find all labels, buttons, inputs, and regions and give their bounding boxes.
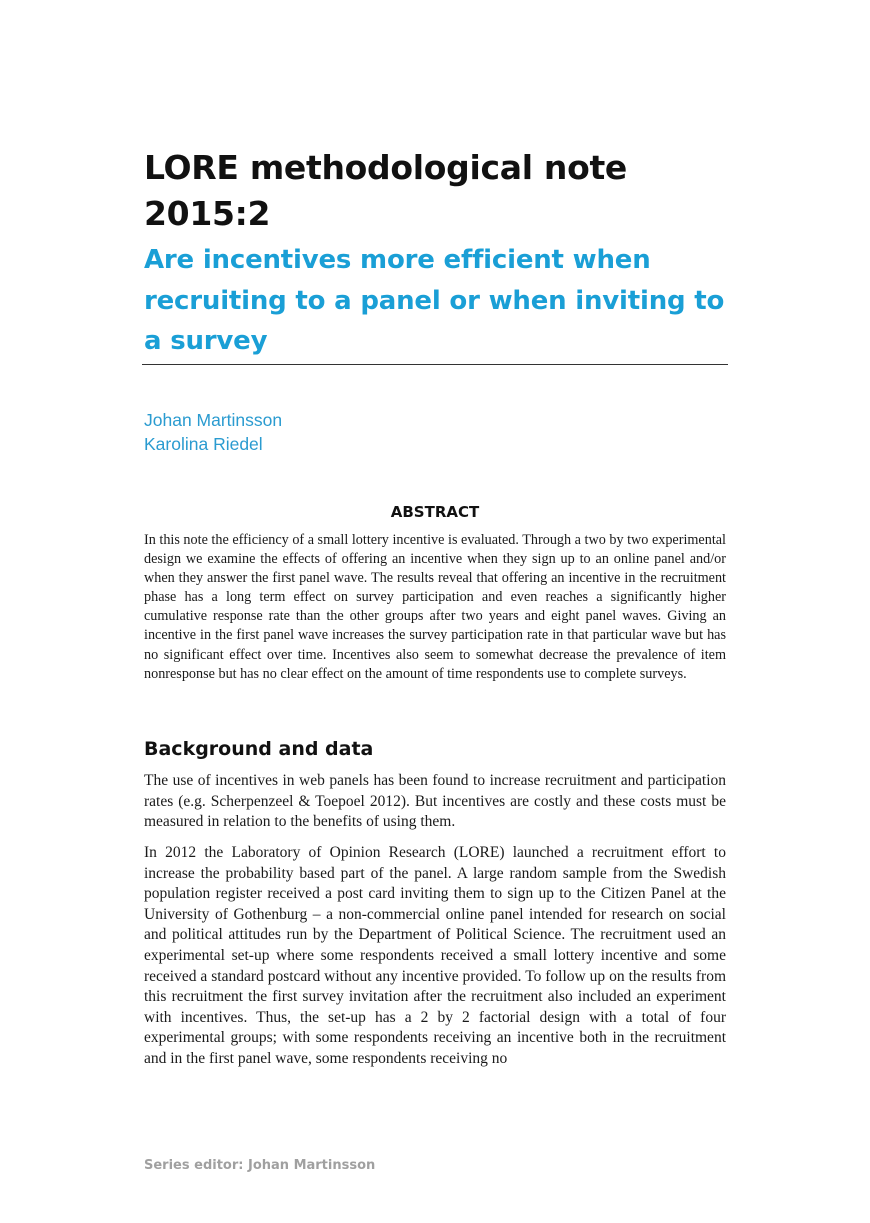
author-list — [144, 408, 282, 456]
body-paragraph: In 2012 the Laboratory of Opinion Research (LORE) launched a recruitment effort to increase the probability based part of the panel. A large random sample from the Swedish population register received a post card inviting them to sign up to the Citizen Panel at the University of Gothenburg – a non-commercial online panel intended for research on social and political attitudes run by the Department of Political Science. The recruitment used an experimental set-up where some respondents received a small lottery incentive and some received a standard postcard without any incentive provided. To follow up on the results from this recruitment the first survey invitation after the recruitment also included an experiment with incentives. Thus, the set-up has a 2 by 2 factorial design with a total of four experimental groups; with some respondents receiving an incentive both in the recruitment and in the first panel wave, some respondents receiving no — [144, 844, 726, 1067]
document-title: LORE methodological note 2015:2 — [144, 148, 628, 233]
author-name: Johan Martinsson — [144, 410, 283, 430]
section-heading: Background and data — [144, 738, 374, 760]
author-name: Karolina Riedel — [144, 434, 263, 454]
document-subtitle: Are incentives more efficient when recruiting to a panel or when inviting to a survey — [144, 245, 725, 356]
series-editor-footer: Series editor: Johan Martinsson — [144, 1158, 376, 1173]
abstract-text: In this note the efficiency of a small lottery incentive is evaluated. Through a two by two experimental design we examine the effects of offering an incentive when they sign up to an online panel and/or when they answer the first panel wave. The results reveal that offering an incentive in the recruitment phase has a long term effect on survey participation and even reaches a significantly higher cumulative response rate than the other groups after two years and eight panel waves. Giving an incentive in the first panel wave increases the survey participation rate in that particular wave but has no significant effect over time. Incentives also seem to somewhat decrease the prevalence of item nonresponse but has no clear effect on the amount of time respondents use to complete surveys. — [144, 532, 726, 682]
abstract-heading: ABSTRACT — [390, 503, 480, 521]
body-paragraph: The use of incentives in web panels has been found to increase recruitment and participation rates (e.g. Scherpenzeel & Toepoel 2012). But incentives are costly and these costs must be measured in relation to the benefits of using them. — [144, 772, 726, 831]
title-divider — [142, 364, 728, 365]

• [What is asked]: Copy every line of the listing above verbatim, leaving out the picture.

• [Exercise result]:
find all labels, buttons, inputs, and regions and give their bounding boxes.
author-list — [144, 408, 282, 456]
body-paragraph: In 2012 the Laboratory of Opinion Research (LORE) launched a recruitment effort to increase the probability based part of the panel. A large random sample from the Swedish population register received a post card inviting them to sign up to the Citizen Panel at the University of Gothenburg – a non-commercial online panel intended for research on social and political attitudes run by the Department of Political Science. The recruitment used an experimental set-up where some respondents received a small lottery incentive and some received a standard postcard without any incentive provided. To follow up on the results from this recruitment the first survey invitation after the recruitment also included an experiment with incentives. Thus, the set-up has a 2 by 2 factorial design with a total of four experimental groups; with some respondents receiving an incentive both in the recruitment and in the first panel wave, some respondents receiving no — [144, 844, 726, 1067]
document-title: LORE methodological note 2015:2 — [144, 148, 628, 233]
author-name: Johan Martinsson — [144, 410, 283, 430]
section-heading: Background and data — [144, 738, 374, 760]
author-name: Karolina Riedel — [144, 434, 263, 454]
document-subtitle: Are incentives more efficient when recruiting to a panel or when inviting to a survey — [144, 245, 725, 356]
series-editor-footer: Series editor: Johan Martinsson — [144, 1158, 376, 1173]
abstract-text: In this note the efficiency of a small lottery incentive is evaluated. Through a two by two experimental design we examine the effects of offering an incentive when they sign up to an online panel and/or when they answer the first panel wave. The results reveal that offering an incentive in the recruitment phase has a long term effect on survey participation and even reaches a significantly higher cumulative response rate than the other groups after two years and eight panel waves. Giving an incentive in the first panel wave increases the survey participation rate in that particular wave but has no significant effect over time. Incentives also seem to somewhat decrease the prevalence of item nonresponse but has no clear effect on the amount of time respondents use to complete surveys. — [144, 532, 726, 682]
abstract-heading: ABSTRACT — [390, 503, 480, 521]
body-paragraph: The use of incentives in web panels has been found to increase recruitment and participation rates (e.g. Scherpenzeel & Toepoel 2012). But incentives are costly and these costs must be measured in relation to the benefits of using them. — [144, 772, 726, 831]
title-divider — [142, 364, 728, 365]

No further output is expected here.